[Selected extract]:
####

China, flush with cash, is on a global search to acquire any and all overseas energy assets.

China Petrochemical Corp., known more familiarly as the Sinopec Group, Asia's biggest refiner, will pay $3.54 billion for a 30 percent share in Portugal’s Galp Energia SGPS SA's Brazilian unit, in what is China's 2011 largest overseas energy acquisition.

Portugal’s Galp Energia is Portugal's biggest oil company, but affected by the European Union’s fiscal crisis and currently in need of additional immediate cash, incoming revenue is apparently preferable to long term benefits.

So, why should this elicit anything other than a yawn?

Easy – BRICs are beginning to acquire assets in one another. The feeding frenzy has begun.

BRIC?

In 2001 Goldman Sachs Jim O’Neill coined the BRIC acronym in his study, “Building Better Global Economic BRICs” postulating the imminent and inevitable rise of four economies – Brazil, Russia, India and China.

How right O’Neill was, especially as both the European Union and the U.S. moribund economies are cautiously developing a cap in hand supplicant approach to the nations for loans to bail out their moribund, state of the art capitalist economies.

While this development has attracted attention from Wall Street, the City of London and China, an equally interesting sub-current has passed largely below the radar, which is the BRIC nations attempting to develop inroads into their nations’ colleagues and inevitable competitors.

The acquisition involves cut-out companies as surrogate for national interests and rarely breaks the PR surface but this incident has thrown illumination on how this covert struggle is developing, as a majority owned subsidiary of state owned company, as the Sinopec Group has the Chinese government as a major shareholder.

So why should Beijing be interested in Galp Energia SGPS SA's Brazilian unit?

Galp Energia SGPS is a company that can build on resonant ties back to when Brazil was a colony of Portugal, dating back to the late 15th century. The two nations share accordingly many commonalities, which foreign interlopers such as China lack.

####

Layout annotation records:
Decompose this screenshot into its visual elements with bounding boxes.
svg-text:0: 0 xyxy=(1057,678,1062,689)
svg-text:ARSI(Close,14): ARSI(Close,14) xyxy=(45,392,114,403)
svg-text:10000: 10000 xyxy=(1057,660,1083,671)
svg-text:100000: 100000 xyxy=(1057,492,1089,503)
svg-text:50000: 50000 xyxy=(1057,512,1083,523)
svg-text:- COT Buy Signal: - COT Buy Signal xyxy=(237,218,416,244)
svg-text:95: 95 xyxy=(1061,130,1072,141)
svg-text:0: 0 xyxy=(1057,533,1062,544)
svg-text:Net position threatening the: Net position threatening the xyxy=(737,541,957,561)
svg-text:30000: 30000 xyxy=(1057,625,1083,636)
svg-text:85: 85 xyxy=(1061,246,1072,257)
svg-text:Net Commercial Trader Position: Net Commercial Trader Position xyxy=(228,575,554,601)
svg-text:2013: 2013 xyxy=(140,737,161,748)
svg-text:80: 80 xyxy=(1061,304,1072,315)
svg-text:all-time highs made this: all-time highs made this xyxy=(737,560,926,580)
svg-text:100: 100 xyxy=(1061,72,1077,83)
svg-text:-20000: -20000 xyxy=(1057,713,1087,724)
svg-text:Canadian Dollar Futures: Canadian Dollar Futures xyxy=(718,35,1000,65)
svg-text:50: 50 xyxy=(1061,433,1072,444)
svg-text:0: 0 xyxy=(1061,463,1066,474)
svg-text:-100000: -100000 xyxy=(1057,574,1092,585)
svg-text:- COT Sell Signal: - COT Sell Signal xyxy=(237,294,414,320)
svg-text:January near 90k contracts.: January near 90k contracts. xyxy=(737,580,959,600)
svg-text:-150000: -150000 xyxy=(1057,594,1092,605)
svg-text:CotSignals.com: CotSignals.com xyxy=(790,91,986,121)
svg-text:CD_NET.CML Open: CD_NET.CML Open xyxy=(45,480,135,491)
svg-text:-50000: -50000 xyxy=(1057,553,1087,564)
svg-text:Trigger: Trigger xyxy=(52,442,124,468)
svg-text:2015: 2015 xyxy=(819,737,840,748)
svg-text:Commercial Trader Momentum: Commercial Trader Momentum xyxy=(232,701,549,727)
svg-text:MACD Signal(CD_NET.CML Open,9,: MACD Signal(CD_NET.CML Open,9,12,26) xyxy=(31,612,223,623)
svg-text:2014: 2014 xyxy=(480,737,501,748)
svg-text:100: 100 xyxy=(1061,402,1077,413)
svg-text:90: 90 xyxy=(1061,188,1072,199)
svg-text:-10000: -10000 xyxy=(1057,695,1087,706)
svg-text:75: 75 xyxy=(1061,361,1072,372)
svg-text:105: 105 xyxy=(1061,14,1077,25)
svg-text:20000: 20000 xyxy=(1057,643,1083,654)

####

[Work to do]:
[a] Name the four economies that the text on China's overseas energy acquisitions identifies as making up the BRIC acronym.
[b] In the records, rename "Buy" to "Long" throughout the stretch from the start of the records through the line containing "svg-text:all-time highs made", changing nothing else, and give only that stretch.
The text and the records bear no relation to each other.

[Answers to the tasks]:
[a] Brazil, Russia, India and China

[b]
Decompose this screenshot into its visual elements with bounding boxes.
svg-text:0: 0 xyxy=(1057,678,1062,689)
svg-text:ARSI(Close,14): ARSI(Close,14) xyxy=(45,392,114,403)
svg-text:10000: 10000 xyxy=(1057,660,1083,671)
svg-text:100000: 100000 xyxy=(1057,492,1089,503)
svg-text:50000: 50000 xyxy=(1057,512,1083,523)
svg-text:- COT Long Signal: - COT Long Signal xyxy=(237,218,416,244)
svg-text:95: 95 xyxy=(1061,130,1072,141)
svg-text:0: 0 xyxy=(1057,533,1062,544)
svg-text:Net position threatening the: Net position threatening the xyxy=(737,541,957,561)
svg-text:30000: 30000 xyxy=(1057,625,1083,636)
svg-text:85: 85 xyxy=(1061,246,1072,257)
svg-text:Net Commercial Trader Position: Net Commercial Trader Position xyxy=(228,575,554,601)
svg-text:2013: 2013 xyxy=(140,737,161,748)
svg-text:80: 80 xyxy=(1061,304,1072,315)
svg-text:all-time highs made this: all-time highs made this xyxy=(737,560,926,580)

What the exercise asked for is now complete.